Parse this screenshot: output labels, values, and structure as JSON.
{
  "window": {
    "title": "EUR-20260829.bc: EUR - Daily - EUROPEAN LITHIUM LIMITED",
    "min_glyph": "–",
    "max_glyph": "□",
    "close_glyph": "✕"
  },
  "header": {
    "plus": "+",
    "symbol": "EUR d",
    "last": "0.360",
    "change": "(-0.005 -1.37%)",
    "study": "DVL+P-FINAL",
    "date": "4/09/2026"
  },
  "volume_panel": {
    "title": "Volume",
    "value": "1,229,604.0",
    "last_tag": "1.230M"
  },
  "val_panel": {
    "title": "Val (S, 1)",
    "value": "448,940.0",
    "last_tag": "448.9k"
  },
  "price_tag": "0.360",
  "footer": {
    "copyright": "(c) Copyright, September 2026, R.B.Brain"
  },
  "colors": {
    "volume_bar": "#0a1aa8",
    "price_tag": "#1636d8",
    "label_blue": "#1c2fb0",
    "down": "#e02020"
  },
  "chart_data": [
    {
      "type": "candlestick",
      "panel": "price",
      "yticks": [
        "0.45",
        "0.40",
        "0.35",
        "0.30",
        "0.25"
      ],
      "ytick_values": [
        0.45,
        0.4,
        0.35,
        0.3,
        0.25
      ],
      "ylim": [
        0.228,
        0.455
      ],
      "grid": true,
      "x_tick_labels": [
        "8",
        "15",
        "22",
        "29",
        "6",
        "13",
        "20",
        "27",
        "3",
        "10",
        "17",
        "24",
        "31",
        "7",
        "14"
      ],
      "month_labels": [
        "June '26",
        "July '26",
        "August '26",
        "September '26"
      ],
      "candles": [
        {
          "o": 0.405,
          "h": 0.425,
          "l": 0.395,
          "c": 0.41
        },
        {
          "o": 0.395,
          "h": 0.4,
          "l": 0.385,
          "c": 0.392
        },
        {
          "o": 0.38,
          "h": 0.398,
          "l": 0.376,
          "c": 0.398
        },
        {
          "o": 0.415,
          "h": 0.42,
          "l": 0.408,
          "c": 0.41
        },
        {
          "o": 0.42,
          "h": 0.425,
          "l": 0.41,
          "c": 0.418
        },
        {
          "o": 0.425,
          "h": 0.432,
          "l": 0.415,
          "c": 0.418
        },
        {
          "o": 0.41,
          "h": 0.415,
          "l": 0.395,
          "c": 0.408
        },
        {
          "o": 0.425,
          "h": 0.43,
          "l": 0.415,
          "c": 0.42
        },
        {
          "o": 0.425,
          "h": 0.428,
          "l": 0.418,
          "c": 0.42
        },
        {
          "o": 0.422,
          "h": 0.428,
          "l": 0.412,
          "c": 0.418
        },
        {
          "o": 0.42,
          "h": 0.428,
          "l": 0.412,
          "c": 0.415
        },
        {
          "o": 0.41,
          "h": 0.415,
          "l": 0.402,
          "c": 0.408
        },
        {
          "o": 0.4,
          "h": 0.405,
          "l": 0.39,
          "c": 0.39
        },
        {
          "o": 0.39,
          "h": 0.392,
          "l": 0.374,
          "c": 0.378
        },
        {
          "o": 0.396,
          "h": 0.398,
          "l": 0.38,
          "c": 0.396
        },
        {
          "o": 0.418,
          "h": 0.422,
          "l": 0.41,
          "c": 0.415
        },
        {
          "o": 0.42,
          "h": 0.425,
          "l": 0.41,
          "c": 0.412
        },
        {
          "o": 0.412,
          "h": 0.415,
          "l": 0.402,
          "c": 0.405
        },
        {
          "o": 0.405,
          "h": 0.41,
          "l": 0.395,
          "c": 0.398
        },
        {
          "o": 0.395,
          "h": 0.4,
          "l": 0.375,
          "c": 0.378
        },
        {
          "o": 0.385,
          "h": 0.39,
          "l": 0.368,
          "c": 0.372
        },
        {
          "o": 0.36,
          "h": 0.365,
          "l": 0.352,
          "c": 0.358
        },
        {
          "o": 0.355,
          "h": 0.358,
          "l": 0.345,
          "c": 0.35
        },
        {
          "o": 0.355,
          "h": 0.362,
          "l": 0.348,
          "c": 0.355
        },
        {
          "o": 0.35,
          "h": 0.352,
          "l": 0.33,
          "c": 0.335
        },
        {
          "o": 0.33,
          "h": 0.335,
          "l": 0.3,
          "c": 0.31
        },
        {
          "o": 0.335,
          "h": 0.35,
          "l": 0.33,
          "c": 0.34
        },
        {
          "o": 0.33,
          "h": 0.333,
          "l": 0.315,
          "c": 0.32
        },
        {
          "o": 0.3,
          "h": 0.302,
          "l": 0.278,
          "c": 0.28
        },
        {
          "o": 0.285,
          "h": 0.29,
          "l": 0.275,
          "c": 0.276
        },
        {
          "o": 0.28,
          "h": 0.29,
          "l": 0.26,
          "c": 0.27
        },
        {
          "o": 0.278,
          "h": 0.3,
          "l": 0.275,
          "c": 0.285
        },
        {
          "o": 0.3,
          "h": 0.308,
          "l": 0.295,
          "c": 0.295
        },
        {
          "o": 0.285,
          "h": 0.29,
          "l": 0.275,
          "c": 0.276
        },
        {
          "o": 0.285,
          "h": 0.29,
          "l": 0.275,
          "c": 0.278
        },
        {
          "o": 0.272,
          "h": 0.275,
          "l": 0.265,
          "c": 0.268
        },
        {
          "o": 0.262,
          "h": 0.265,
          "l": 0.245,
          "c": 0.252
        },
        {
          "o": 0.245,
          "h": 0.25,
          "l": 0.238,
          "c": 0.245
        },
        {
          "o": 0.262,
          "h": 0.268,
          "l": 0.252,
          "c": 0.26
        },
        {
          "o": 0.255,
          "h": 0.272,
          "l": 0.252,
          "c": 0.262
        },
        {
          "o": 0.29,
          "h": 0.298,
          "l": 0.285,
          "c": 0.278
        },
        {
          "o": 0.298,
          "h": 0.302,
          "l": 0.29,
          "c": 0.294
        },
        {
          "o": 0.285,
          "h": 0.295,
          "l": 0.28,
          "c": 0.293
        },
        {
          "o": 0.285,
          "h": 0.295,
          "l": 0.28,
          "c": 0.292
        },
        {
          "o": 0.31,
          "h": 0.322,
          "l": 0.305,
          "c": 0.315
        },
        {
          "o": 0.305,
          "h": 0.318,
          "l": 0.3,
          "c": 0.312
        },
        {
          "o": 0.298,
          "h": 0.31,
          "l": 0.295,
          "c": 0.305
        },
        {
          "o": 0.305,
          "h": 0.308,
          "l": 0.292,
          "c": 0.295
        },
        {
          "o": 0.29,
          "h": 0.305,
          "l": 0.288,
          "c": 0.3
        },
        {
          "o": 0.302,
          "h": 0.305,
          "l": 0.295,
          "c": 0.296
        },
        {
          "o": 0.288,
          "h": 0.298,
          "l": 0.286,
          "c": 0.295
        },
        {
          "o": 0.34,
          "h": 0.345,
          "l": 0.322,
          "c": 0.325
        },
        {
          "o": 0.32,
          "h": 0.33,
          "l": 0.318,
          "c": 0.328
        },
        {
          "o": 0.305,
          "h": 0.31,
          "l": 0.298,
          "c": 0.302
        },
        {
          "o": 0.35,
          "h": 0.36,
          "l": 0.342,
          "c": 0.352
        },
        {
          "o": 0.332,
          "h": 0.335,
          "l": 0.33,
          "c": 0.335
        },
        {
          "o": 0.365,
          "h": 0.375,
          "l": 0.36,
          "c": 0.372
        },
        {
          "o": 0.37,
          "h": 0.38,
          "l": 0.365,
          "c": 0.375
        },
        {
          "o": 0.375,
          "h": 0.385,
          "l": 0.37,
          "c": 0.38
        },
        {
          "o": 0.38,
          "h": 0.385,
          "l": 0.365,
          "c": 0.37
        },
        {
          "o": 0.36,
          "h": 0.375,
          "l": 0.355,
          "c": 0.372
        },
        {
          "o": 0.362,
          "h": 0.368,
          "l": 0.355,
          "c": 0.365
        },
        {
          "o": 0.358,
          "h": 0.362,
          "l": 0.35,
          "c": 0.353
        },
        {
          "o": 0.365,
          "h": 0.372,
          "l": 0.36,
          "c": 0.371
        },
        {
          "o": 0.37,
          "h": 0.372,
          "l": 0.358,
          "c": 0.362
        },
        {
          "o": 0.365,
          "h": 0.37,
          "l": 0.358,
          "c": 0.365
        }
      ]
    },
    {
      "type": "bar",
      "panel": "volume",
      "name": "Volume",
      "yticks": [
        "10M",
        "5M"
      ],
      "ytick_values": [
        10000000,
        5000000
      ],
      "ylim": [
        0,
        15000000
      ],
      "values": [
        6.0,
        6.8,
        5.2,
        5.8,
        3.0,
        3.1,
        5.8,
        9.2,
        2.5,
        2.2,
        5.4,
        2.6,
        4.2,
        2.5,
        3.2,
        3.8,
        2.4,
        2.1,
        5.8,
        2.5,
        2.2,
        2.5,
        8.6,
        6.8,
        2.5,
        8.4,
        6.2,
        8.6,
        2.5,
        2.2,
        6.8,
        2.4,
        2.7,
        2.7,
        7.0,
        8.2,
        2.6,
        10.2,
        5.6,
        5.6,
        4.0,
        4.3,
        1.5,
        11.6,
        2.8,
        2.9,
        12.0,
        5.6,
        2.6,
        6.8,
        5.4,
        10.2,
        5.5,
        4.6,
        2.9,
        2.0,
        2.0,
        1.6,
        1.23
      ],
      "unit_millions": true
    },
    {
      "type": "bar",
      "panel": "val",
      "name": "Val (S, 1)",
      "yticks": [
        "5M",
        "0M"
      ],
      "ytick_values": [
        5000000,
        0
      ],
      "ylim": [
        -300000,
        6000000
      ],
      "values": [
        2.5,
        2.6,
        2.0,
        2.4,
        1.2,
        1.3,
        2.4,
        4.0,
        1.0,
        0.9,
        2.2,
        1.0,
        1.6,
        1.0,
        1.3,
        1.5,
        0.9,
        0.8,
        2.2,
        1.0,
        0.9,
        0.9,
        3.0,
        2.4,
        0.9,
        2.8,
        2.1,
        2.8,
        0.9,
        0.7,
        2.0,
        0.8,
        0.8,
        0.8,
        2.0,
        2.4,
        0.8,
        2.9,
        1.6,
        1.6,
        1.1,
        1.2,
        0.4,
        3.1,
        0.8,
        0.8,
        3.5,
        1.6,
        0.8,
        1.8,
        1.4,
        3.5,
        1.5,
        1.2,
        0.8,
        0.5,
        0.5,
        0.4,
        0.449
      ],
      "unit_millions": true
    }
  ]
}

Problem requirements - Extract each line from the entries above that contains the string "September".

Output for this task -
    "copyright": "(c) Copyright, September 2026, R.B.Brain"
        "September '26"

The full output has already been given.